▶ _What you will do_: Set down each record exactly as written.
******************************
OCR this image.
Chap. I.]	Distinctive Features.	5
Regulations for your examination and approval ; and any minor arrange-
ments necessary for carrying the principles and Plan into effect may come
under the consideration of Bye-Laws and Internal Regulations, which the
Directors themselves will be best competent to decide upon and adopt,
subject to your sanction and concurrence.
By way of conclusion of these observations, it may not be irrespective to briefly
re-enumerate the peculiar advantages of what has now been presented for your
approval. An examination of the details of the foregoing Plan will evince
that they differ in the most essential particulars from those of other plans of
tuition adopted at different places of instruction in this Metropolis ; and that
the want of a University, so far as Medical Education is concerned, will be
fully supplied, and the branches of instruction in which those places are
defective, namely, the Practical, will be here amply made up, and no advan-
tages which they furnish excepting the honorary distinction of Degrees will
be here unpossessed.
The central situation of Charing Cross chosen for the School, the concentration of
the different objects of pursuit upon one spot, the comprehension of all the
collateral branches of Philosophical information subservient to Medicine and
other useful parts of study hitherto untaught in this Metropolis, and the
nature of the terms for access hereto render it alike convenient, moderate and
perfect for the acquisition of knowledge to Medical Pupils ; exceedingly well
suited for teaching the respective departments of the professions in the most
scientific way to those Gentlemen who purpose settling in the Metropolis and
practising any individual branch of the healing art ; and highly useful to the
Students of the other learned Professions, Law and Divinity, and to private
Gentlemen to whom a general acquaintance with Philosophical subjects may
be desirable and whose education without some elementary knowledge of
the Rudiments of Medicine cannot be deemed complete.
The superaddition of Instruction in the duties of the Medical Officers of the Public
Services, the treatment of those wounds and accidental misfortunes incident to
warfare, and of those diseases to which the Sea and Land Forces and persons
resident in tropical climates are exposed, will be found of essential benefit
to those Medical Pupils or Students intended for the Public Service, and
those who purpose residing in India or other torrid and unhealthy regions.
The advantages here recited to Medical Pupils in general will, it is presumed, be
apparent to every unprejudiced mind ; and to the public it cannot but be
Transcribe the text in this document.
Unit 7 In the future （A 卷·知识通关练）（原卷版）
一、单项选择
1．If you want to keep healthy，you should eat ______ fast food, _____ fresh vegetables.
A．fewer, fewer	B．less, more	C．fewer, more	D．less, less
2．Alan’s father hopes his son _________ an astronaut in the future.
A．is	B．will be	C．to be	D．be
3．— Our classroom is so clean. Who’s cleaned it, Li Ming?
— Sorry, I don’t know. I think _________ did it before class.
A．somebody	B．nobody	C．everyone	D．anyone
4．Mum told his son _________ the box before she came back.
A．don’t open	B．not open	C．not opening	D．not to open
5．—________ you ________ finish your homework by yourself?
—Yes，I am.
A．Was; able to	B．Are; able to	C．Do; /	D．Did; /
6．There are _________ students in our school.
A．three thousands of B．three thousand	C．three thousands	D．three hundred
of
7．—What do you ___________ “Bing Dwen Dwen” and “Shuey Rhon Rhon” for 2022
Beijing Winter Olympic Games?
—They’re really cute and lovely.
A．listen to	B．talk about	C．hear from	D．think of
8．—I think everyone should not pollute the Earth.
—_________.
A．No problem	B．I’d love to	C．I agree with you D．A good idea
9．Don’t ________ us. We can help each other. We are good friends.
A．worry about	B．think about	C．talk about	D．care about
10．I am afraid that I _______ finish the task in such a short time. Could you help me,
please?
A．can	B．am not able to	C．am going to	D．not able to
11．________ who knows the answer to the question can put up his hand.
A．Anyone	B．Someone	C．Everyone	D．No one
******************************
▶ _Result of the task_:
OCR this image.
Chap. I.]	Distinctive Features.	5
Regulations for your examination and approval ; and any minor arrange-
ments necessary for carrying the principles and Plan into effect may come
under the consideration of Bye-Laws and Internal Regulations, which the
Directors themselves will be best competent to decide upon and adopt,
subject to your sanction and concurrence.
By way of conclusion of these observations, it may not be irrespective to briefly
re-enumerate the peculiar advantages of what has now been presented for your
approval. An examination of the details of the foregoing Plan will evince
that they differ in the most essential particulars from those of other plans of
tuition adopted at different places of instruction in this Metropolis ; and that
the want of a University, so far as Medical Education is concerned, will be
fully supplied, and the branches of instruction in which those places are
defective, namely, the Practical, will be here amply made up, and no advan-
tages which they furnish excepting the honorary distinction of Degrees will
be here unpossessed.
The central situation of Charing Cross chosen for the School, the concentration of
the different objects of pursuit upon one spot, the comprehension of all the
collateral branches of Philosophical information subservient to Medicine and
other useful parts of study hitherto untaught in this Metropolis, and the
nature of the terms for access hereto render it alike convenient, moderate and
perfect for the acquisition of knowledge to Medical Pupils ; exceedingly well
suited for teaching the respective departments of the professions in the most
scientific way to those Gentlemen who purpose settling in the Metropolis and
practising any individual branch of the healing art ; and highly useful to the
Students of the other learned Professions, Law and Divinity, and to private
Gentlemen to whom a general acquaintance with Philosophical subjects may
be desirable and whose education without some elementary knowledge of
the Rudiments of Medicine cannot be deemed complete.
The superaddition of Instruction in the duties of the Medical Officers of the Public
Services, the treatment of those wounds and accidental misfortunes incident to
warfare, and of those diseases to which the Sea and Land Forces and persons
resident in tropical climates are exposed, will be found of essential benefit
to those Medical Pupils or Students intended for the Public Service, and
those who purpose residing in India or other torrid and unhealthy regions.
The advantages here recited to Medical Pupils in general will, it is presumed, be
apparent to every unprejudiced mind ; and to the public it cannot but be
Transcribe the text in this document.
Unit 7 In the future （A 卷·知识通关练）（原卷版）
一、单项选择
1．If you want to keep healthy，you should eat ______ fast food, _____ fresh vegetables.
A．fewer, fewer	B．less, more	C．fewer, more	D．less, less
2．Alan’s father hopes his son _________ an astronaut in the future.
A．is	B．will be	C．to be	D．be
3．— Our classroom is so clean. Who’s cleaned it, Li Ming?
— Sorry, I don’t know. I think _________ did it before class.
A．somebody	B．nobody	C．everyone	D．anyone
4．Mum told his son _________ the box before she came back.
A．don’t open	B．not open	C．not opening	D．not to open
5．—________ you ________ finish your homework by yourself?
—Yes，I am.
A．Was; able to	B．Are; able to	C．Do; /	D．Did; /
6．There are _________ students in our school.
A．three thousands of B．three thousand	C．three thousands	D．three hundred
of
7．—What do you ___________ “Bing Dwen Dwen” and “Shuey Rhon Rhon” for 2022
Beijing Winter Olympic Games?
—They’re really cute and lovely.
A．listen to	B．talk about	C．hear from	D．think of
8．—I think everyone should not pollute the Earth.
—_________.
A．No problem	B．I’d love to	C．I agree with you D．A good idea
9．Don’t ________ us. We can help each other. We are good friends.
A．worry about	B．think about	C．talk about	D．care about
10．I am afraid that I _______ finish the task in such a short time. Could you help me,
please?
A．can	B．am not able to	C．am going to	D．not able to
11．________ who knows the answer to the question can put up his hand.
A．Anyone	B．Someone	C．Everyone	D．No one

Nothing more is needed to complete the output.